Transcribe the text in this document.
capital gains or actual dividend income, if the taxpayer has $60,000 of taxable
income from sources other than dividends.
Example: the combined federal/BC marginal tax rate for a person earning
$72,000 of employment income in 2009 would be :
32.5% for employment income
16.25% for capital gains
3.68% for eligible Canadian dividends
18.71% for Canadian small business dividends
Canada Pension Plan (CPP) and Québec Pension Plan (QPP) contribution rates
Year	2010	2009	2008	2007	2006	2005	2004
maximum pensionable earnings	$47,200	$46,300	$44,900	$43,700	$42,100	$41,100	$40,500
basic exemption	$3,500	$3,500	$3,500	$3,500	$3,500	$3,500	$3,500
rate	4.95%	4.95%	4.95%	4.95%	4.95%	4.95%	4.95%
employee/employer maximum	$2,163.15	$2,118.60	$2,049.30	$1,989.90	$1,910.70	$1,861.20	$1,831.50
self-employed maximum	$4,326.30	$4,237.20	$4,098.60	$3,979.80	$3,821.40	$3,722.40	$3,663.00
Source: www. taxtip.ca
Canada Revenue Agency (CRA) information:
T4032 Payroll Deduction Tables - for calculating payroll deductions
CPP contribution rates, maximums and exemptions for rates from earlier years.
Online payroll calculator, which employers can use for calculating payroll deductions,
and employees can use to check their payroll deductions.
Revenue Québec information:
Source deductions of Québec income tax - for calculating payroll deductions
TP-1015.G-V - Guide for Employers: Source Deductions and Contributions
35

● ● ● ● ●

- _The request_: Repeat every entry exactly as written above.

- _Output of the task_:
Transcribe the text in this document.
capital gains or actual dividend income, if the taxpayer has $60,000 of taxable
income from sources other than dividends.
Example: the combined federal/BC marginal tax rate for a person earning
$72,000 of employment income in 2009 would be :
32.5% for employment income
16.25% for capital gains
3.68% for eligible Canadian dividends
18.71% for Canadian small business dividends
Canada Pension Plan (CPP) and Québec Pension Plan (QPP) contribution rates
Year	2010	2009	2008	2007	2006	2005	2004
maximum pensionable earnings	$47,200	$46,300	$44,900	$43,700	$42,100	$41,100	$40,500
basic exemption	$3,500	$3,500	$3,500	$3,500	$3,500	$3,500	$3,500
rate	4.95%	4.95%	4.95%	4.95%	4.95%	4.95%	4.95%
employee/employer maximum	$2,163.15	$2,118.60	$2,049.30	$1,989.90	$1,910.70	$1,861.20	$1,831.50
self-employed maximum	$4,326.30	$4,237.20	$4,098.60	$3,979.80	$3,821.40	$3,722.40	$3,663.00
Source: www. taxtip.ca
Canada Revenue Agency (CRA) information:
T4032 Payroll Deduction Tables - for calculating payroll deductions
CPP contribution rates, maximums and exemptions for rates from earlier years.
Online payroll calculator, which employers can use for calculating payroll deductions,
and employees can use to check their payroll deductions.
Revenue Québec information:
Source deductions of Québec income tax - for calculating payroll deductions
TP-1015.G-V - Guide for Employers: Source Deductions and Contributions
35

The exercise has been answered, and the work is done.